> WRITTEN EXERCISE: In the data below, find each line containing the string "Configuration" and return it.

> SUPPLIED RECORDS:

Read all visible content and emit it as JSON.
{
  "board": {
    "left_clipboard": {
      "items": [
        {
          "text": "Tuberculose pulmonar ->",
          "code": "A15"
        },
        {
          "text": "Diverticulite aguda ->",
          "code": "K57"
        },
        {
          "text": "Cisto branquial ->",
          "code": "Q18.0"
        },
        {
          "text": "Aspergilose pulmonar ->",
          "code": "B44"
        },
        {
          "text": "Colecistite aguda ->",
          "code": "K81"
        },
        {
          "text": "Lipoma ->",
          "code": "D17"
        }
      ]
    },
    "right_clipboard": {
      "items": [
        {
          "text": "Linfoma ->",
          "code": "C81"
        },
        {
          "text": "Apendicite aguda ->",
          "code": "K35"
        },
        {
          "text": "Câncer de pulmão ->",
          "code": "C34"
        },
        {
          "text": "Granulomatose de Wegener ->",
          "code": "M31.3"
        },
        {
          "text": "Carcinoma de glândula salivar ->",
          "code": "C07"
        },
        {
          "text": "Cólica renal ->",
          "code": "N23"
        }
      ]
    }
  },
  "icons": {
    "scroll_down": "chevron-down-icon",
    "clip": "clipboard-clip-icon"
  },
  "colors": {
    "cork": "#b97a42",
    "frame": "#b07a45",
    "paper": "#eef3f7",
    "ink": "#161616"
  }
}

--

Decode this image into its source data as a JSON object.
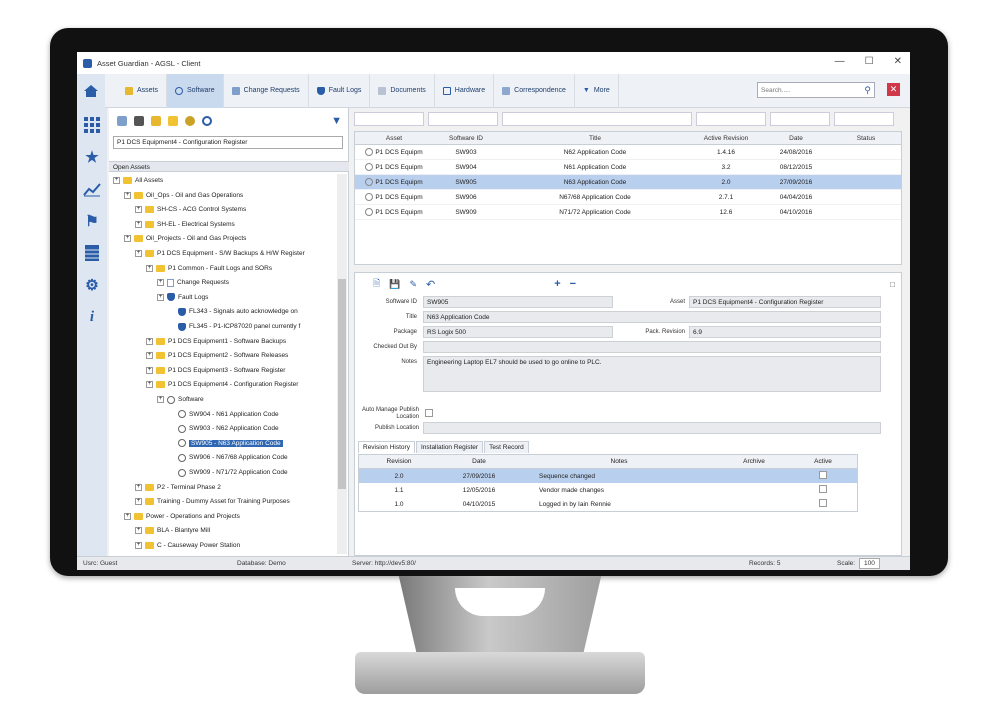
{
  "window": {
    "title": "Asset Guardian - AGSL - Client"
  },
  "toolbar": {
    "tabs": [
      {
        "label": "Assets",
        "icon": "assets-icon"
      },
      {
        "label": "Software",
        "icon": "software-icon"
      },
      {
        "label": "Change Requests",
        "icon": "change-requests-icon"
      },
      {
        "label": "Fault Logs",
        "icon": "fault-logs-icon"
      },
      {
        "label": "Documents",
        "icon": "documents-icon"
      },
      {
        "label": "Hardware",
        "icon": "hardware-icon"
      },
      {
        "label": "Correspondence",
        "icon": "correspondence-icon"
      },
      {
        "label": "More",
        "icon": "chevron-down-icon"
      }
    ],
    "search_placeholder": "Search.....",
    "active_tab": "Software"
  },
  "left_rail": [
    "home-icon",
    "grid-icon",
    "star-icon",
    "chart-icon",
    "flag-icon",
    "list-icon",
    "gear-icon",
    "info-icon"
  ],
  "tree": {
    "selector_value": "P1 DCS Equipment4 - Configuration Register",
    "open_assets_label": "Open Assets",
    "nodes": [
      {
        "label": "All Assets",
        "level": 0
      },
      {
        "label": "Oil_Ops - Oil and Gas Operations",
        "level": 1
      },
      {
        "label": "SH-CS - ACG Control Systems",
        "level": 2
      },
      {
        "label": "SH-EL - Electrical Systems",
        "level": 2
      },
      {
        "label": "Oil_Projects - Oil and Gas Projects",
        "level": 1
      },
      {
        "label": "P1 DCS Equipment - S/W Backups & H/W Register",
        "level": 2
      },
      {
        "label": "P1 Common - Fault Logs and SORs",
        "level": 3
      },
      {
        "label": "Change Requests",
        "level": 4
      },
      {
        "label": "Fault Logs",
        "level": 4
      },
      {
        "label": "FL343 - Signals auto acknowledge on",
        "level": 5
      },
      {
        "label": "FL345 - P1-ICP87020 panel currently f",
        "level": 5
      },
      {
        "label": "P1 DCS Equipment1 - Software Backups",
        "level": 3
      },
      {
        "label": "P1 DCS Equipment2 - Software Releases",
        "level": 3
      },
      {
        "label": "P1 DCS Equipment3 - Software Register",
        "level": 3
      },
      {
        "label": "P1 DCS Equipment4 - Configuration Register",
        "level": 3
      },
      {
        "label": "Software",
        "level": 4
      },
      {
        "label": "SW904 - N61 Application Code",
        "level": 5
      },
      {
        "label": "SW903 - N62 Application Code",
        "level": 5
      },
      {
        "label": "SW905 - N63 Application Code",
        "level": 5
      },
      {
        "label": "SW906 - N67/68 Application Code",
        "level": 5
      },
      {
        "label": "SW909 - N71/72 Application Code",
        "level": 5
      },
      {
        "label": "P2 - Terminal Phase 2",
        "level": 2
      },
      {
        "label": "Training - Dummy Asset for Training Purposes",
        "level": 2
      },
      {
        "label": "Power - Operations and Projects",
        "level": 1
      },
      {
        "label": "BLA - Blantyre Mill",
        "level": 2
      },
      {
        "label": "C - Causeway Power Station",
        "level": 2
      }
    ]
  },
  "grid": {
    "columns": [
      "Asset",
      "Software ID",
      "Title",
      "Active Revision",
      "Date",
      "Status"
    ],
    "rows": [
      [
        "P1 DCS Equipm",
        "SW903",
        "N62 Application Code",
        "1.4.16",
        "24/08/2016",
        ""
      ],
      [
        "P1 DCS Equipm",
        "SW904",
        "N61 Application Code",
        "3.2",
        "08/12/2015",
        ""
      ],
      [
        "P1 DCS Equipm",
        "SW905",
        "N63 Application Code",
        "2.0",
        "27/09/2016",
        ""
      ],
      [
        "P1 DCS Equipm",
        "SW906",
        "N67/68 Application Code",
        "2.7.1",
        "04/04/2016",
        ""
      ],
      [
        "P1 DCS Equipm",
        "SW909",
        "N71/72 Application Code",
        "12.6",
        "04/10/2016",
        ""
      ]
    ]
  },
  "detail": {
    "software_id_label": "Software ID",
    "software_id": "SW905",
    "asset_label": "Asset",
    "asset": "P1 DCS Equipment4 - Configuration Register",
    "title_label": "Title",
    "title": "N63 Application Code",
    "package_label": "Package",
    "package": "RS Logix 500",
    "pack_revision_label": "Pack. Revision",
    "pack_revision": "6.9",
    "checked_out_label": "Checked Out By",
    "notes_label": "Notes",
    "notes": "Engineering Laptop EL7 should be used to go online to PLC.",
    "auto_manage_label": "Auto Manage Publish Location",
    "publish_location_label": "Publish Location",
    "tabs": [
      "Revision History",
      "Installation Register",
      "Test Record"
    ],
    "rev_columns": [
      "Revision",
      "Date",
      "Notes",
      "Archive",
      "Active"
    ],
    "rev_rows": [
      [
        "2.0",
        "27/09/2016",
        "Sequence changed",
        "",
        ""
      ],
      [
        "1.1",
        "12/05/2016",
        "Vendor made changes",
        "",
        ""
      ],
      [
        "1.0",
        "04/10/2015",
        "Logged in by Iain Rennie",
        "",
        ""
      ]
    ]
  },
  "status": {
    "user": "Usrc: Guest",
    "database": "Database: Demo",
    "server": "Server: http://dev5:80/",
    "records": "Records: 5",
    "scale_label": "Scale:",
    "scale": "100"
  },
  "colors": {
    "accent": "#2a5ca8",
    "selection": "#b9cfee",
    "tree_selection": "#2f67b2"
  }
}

> PROBLEM SOLUTION:
    "selector_value": "P1 DCS Equipment4 - Configuration Register",
        "label": "P1 DCS Equipment4 - Configuration Register",
    "asset": "P1 DCS Equipment4 - Configuration Register",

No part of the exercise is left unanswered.